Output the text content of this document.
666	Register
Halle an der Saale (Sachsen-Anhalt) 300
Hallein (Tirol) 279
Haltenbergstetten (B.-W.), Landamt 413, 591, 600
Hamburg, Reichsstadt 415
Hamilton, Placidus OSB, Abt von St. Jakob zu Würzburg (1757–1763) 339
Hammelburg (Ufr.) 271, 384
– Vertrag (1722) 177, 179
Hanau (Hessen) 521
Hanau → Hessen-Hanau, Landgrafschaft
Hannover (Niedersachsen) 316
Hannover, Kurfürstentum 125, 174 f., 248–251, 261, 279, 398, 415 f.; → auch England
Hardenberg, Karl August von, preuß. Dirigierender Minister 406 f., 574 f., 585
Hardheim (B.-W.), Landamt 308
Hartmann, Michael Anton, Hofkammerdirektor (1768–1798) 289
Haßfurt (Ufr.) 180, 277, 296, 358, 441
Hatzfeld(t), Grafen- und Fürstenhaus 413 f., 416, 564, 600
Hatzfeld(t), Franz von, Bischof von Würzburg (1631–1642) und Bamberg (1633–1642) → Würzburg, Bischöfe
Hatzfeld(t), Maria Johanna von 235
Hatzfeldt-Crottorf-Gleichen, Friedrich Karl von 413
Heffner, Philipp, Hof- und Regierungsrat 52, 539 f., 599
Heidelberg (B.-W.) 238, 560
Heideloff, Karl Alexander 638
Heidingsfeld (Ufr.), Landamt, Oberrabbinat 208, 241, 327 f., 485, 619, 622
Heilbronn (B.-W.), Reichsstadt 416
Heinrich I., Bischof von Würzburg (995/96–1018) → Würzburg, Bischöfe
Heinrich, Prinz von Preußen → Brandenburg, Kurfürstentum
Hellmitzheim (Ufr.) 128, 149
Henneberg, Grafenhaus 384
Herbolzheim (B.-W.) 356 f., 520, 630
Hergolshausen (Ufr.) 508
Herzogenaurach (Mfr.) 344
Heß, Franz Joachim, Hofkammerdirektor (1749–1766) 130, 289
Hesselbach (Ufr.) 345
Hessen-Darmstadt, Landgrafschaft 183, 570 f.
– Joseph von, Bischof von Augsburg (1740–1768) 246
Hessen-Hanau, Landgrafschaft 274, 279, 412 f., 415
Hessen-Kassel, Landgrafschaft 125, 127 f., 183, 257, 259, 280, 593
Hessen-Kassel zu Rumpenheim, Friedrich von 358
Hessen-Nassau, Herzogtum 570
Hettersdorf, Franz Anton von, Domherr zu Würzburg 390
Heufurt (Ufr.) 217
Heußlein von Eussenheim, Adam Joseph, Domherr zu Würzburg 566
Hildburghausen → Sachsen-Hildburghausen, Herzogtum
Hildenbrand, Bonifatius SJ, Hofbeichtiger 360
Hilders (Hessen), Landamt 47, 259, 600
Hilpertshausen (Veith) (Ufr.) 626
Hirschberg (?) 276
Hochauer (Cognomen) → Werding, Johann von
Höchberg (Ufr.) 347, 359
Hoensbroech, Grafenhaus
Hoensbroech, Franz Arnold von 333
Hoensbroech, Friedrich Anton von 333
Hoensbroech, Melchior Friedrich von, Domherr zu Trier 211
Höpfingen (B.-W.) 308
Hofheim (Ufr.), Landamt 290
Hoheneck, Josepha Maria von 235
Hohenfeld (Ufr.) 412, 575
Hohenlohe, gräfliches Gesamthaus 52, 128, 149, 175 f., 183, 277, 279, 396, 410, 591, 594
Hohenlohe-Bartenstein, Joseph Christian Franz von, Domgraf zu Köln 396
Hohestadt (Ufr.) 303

---+---

Your instructions
Every record above must be duplicated exactly.

Exercise answer
Output the text content of this document.
666	Register
Halle an der Saale (Sachsen-Anhalt) 300
Hallein (Tirol) 279
Haltenbergstetten (B.-W.), Landamt 413, 591, 600
Hamburg, Reichsstadt 415
Hamilton, Placidus OSB, Abt von St. Jakob zu Würzburg (1757–1763) 339
Hammelburg (Ufr.) 271, 384
– Vertrag (1722) 177, 179
Hanau (Hessen) 521
Hanau → Hessen-Hanau, Landgrafschaft
Hannover (Niedersachsen) 316
Hannover, Kurfürstentum 125, 174 f., 248–251, 261, 279, 398, 415 f.; → auch England
Hardenberg, Karl August von, preuß. Dirigierender Minister 406 f., 574 f., 585
Hardheim (B.-W.), Landamt 308
Hartmann, Michael Anton, Hofkammerdirektor (1768–1798) 289
Haßfurt (Ufr.) 180, 277, 296, 358, 441
Hatzfeld(t), Grafen- und Fürstenhaus 413 f., 416, 564, 600
Hatzfeld(t), Franz von, Bischof von Würzburg (1631–1642) und Bamberg (1633–1642) → Würzburg, Bischöfe
Hatzfeld(t), Maria Johanna von 235
Hatzfeldt-Crottorf-Gleichen, Friedrich Karl von 413
Heffner, Philipp, Hof- und Regierungsrat 52, 539 f., 599
Heidelberg (B.-W.) 238, 560
Heideloff, Karl Alexander 638
Heidingsfeld (Ufr.), Landamt, Oberrabbinat 208, 241, 327 f., 485, 619, 622
Heilbronn (B.-W.), Reichsstadt 416
Heinrich I., Bischof von Würzburg (995/96–1018) → Würzburg, Bischöfe
Heinrich, Prinz von Preußen → Brandenburg, Kurfürstentum
Hellmitzheim (Ufr.) 128, 149
Henneberg, Grafenhaus 384
Herbolzheim (B.-W.) 356 f., 520, 630
Hergolshausen (Ufr.) 508
Herzogenaurach (Mfr.) 344
Heß, Franz Joachim, Hofkammerdirektor (1749–1766) 130, 289
Hesselbach (Ufr.) 345
Hessen-Darmstadt, Landgrafschaft 183, 570 f.
– Joseph von, Bischof von Augsburg (1740–1768) 246
Hessen-Hanau, Landgrafschaft 274, 279, 412 f., 415
Hessen-Kassel, Landgrafschaft 125, 127 f., 183, 257, 259, 280, 593
Hessen-Kassel zu Rumpenheim, Friedrich von 358
Hessen-Nassau, Herzogtum 570
Hettersdorf, Franz Anton von, Domherr zu Würzburg 390
Heufurt (Ufr.) 217
Heußlein von Eussenheim, Adam Joseph, Domherr zu Würzburg 566
Hildburghausen → Sachsen-Hildburghausen, Herzogtum
Hildenbrand, Bonifatius SJ, Hofbeichtiger 360
Hilders (Hessen), Landamt 47, 259, 600
Hilpertshausen (Veith) (Ufr.) 626
Hirschberg (?) 276
Hochauer (Cognomen) → Werding, Johann von
Höchberg (Ufr.) 347, 359
Hoensbroech, Grafenhaus
Hoensbroech, Franz Arnold von 333
Hoensbroech, Friedrich Anton von 333
Hoensbroech, Melchior Friedrich von, Domherr zu Trier 211
Höpfingen (B.-W.) 308
Hofheim (Ufr.), Landamt 290
Hoheneck, Josepha Maria von 235
Hohenfeld (Ufr.) 412, 575
Hohenlohe, gräfliches Gesamthaus 52, 128, 149, 175 f., 183, 277, 279, 396, 410, 591, 594
Hohenlohe-Bartenstein, Joseph Christian Franz von, Domgraf zu Köln 396
Hohestadt (Ufr.) 303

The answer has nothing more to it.